- [TASK DIRECTIONS]: Copy the lines below verbatim.
begin
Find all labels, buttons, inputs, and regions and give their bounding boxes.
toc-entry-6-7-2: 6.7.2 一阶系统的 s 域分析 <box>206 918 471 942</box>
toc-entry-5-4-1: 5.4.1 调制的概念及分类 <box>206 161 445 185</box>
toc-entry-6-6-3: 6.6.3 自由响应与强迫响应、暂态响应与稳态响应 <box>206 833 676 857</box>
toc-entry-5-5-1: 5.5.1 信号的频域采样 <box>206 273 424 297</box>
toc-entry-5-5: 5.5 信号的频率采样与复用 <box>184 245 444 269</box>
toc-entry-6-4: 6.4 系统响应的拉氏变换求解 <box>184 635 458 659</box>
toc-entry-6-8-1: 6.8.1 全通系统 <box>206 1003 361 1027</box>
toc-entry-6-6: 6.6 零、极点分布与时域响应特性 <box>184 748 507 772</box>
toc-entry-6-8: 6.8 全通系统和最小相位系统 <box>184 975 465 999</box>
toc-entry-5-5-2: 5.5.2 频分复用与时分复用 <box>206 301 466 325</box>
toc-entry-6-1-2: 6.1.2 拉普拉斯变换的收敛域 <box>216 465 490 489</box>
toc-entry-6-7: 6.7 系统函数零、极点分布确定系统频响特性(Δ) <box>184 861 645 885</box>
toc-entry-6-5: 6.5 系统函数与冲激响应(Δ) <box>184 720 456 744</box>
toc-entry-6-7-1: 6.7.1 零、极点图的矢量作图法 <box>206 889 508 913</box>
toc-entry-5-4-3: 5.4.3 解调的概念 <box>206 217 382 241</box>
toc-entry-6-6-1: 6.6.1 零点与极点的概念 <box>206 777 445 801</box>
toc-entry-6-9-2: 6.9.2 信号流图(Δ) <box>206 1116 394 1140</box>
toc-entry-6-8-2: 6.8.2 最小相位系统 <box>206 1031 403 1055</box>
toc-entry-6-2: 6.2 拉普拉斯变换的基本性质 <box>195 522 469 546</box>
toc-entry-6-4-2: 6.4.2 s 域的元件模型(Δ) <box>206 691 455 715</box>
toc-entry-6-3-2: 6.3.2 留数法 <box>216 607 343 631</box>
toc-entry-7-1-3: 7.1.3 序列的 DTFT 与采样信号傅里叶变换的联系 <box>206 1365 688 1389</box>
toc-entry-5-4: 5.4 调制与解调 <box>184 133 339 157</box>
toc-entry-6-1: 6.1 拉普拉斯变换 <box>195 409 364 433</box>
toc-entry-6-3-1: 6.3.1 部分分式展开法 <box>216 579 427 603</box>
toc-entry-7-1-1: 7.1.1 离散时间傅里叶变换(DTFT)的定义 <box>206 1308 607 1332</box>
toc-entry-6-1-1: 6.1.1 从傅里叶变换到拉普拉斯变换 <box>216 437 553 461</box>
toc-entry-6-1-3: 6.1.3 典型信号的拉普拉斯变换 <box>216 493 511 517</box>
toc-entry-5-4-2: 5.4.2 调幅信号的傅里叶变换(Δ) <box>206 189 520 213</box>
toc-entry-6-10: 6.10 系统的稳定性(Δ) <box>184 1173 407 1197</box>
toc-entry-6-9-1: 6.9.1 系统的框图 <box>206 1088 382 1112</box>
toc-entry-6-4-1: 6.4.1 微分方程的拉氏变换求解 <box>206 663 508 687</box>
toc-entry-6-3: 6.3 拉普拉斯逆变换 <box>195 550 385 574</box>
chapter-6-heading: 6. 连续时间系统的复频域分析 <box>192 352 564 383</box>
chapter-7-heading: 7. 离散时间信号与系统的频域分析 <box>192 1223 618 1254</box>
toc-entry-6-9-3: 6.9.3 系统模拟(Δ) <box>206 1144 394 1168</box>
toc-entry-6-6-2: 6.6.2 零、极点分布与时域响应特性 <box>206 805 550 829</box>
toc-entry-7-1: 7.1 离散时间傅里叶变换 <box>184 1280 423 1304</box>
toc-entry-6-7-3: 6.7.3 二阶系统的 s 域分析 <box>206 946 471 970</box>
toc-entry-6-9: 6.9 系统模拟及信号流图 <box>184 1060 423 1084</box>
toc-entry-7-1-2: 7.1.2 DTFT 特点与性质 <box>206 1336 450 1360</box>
end
- [FULL RESPONSE]:
Find all labels, buttons, inputs, and regions and give their bounding boxes.
toc-entry-6-7-2: 6.7.2 一阶系统的 s 域分析 <box>206 918 471 942</box>
toc-entry-5-4-1: 5.4.1 调制的概念及分类 <box>206 161 445 185</box>
toc-entry-6-6-3: 6.6.3 自由响应与强迫响应、暂态响应与稳态响应 <box>206 833 676 857</box>
toc-entry-5-5-1: 5.5.1 信号的频域采样 <box>206 273 424 297</box>
toc-entry-5-5: 5.5 信号的频率采样与复用 <box>184 245 444 269</box>
toc-entry-6-4: 6.4 系统响应的拉氏变换求解 <box>184 635 458 659</box>
toc-entry-6-8-1: 6.8.1 全通系统 <box>206 1003 361 1027</box>
toc-entry-6-6: 6.6 零、极点分布与时域响应特性 <box>184 748 507 772</box>
toc-entry-6-8: 6.8 全通系统和最小相位系统 <box>184 975 465 999</box>
toc-entry-5-5-2: 5.5.2 频分复用与时分复用 <box>206 301 466 325</box>
toc-entry-6-1-2: 6.1.2 拉普拉斯变换的收敛域 <box>216 465 490 489</box>
toc-entry-6-7: 6.7 系统函数零、极点分布确定系统频响特性(Δ) <box>184 861 645 885</box>
toc-entry-6-5: 6.5 系统函数与冲激响应(Δ) <box>184 720 456 744</box>
toc-entry-6-7-1: 6.7.1 零、极点图的矢量作图法 <box>206 889 508 913</box>
toc-entry-5-4-3: 5.4.3 解调的概念 <box>206 217 382 241</box>
toc-entry-6-6-1: 6.6.1 零点与极点的概念 <box>206 777 445 801</box>
toc-entry-6-9-2: 6.9.2 信号流图(Δ) <box>206 1116 394 1140</box>
toc-entry-6-8-2: 6.8.2 最小相位系统 <box>206 1031 403 1055</box>
toc-entry-6-2: 6.2 拉普拉斯变换的基本性质 <box>195 522 469 546</box>
toc-entry-6-4-2: 6.4.2 s 域的元件模型(Δ) <box>206 691 455 715</box>
toc-entry-6-3-2: 6.3.2 留数法 <box>216 607 343 631</box>
toc-entry-7-1-3: 7.1.3 序列的 DTFT 与采样信号傅里叶变换的联系 <box>206 1365 688 1389</box>
toc-entry-5-4: 5.4 调制与解调 <box>184 133 339 157</box>
toc-entry-6-1: 6.1 拉普拉斯变换 <box>195 409 364 433</box>
toc-entry-6-3-1: 6.3.1 部分分式展开法 <box>216 579 427 603</box>
toc-entry-7-1-1: 7.1.1 离散时间傅里叶变换(DTFT)的定义 <box>206 1308 607 1332</box>
toc-entry-6-1-1: 6.1.1 从傅里叶变换到拉普拉斯变换 <box>216 437 553 461</box>
toc-entry-6-1-3: 6.1.3 典型信号的拉普拉斯变换 <box>216 493 511 517</box>
toc-entry-5-4-2: 5.4.2 调幅信号的傅里叶变换(Δ) <box>206 189 520 213</box>
toc-entry-6-10: 6.10 系统的稳定性(Δ) <box>184 1173 407 1197</box>
toc-entry-6-9-1: 6.9.1 系统的框图 <box>206 1088 382 1112</box>
toc-entry-6-4-1: 6.4.1 微分方程的拉氏变换求解 <box>206 663 508 687</box>
toc-entry-6-3: 6.3 拉普拉斯逆变换 <box>195 550 385 574</box>
chapter-6-heading: 6. 连续时间系统的复频域分析 <box>192 352 564 383</box>
chapter-7-heading: 7. 离散时间信号与系统的频域分析 <box>192 1223 618 1254</box>
toc-entry-6-9-3: 6.9.3 系统模拟(Δ) <box>206 1144 394 1168</box>
toc-entry-6-6-2: 6.6.2 零、极点分布与时域响应特性 <box>206 805 550 829</box>
toc-entry-7-1: 7.1 离散时间傅里叶变换 <box>184 1280 423 1304</box>
toc-entry-6-7-3: 6.7.3 二阶系统的 s 域分析 <box>206 946 471 970</box>
toc-entry-6-9: 6.9 系统模拟及信号流图 <box>184 1060 423 1084</box>
toc-entry-7-1-2: 7.1.2 DTFT 特点与性质 <box>206 1336 450 1360</box>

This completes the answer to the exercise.